▸ What you will do:
Copy out all of the data below with no alterations.
--------------------------------------------------
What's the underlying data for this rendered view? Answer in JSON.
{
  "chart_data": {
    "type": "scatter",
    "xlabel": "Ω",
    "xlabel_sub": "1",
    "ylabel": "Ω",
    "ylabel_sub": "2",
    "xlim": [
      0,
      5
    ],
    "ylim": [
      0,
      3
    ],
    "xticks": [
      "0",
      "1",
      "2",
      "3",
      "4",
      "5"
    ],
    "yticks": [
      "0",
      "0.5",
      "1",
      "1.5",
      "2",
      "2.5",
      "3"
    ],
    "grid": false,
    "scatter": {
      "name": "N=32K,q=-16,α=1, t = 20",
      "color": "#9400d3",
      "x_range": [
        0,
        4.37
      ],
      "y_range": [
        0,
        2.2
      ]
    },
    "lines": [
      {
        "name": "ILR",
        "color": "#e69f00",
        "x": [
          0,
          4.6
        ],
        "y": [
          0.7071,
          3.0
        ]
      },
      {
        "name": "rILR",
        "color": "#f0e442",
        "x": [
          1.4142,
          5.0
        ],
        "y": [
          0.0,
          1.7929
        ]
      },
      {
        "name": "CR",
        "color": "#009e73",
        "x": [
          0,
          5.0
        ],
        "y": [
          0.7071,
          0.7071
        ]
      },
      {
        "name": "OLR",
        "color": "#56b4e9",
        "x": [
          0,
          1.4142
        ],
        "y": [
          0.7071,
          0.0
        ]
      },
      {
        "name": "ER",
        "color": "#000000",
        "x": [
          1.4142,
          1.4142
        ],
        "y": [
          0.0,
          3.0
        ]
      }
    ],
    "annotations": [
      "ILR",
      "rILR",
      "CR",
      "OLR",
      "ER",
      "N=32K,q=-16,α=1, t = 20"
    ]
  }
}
--------------------------------------------------
▸ The result:
What's the underlying data for this rendered view? Answer in JSON.
{
  "chart_data": {
    "type": "scatter",
    "xlabel": "Ω",
    "xlabel_sub": "1",
    "ylabel": "Ω",
    "ylabel_sub": "2",
    "xlim": [
      0,
      5
    ],
    "ylim": [
      0,
      3
    ],
    "xticks": [
      "0",
      "1",
      "2",
      "3",
      "4",
      "5"
    ],
    "yticks": [
      "0",
      "0.5",
      "1",
      "1.5",
      "2",
      "2.5",
      "3"
    ],
    "grid": false,
    "scatter": {
      "name": "N=32K,q=-16,α=1, t = 20",
      "color": "#9400d3",
      "x_range": [
        0,
        4.37
      ],
      "y_range": [
        0,
        2.2
      ]
    },
    "lines": [
      {
        "name": "ILR",
        "color": "#e69f00",
        "x": [
          0,
          4.6
        ],
        "y": [
          0.7071,
          3.0
        ]
      },
      {
        "name": "rILR",
        "color": "#f0e442",
        "x": [
          1.4142,
          5.0
        ],
        "y": [
          0.0,
          1.7929
        ]
      },
      {
        "name": "CR",
        "color": "#009e73",
        "x": [
          0,
          5.0
        ],
        "y": [
          0.7071,
          0.7071
        ]
      },
      {
        "name": "OLR",
        "color": "#56b4e9",
        "x": [
          0,
          1.4142
        ],
        "y": [
          0.7071,
          0.0
        ]
      },
      {
        "name": "ER",
        "color": "#000000",
        "x": [
          1.4142,
          1.4142
        ],
        "y": [
          0.0,
          3.0
        ]
      }
    ],
    "annotations": [
      "ILR",
      "rILR",
      "CR",
      "OLR",
      "ER",
      "N=32K,q=-16,α=1, t = 20"
    ]
  }
}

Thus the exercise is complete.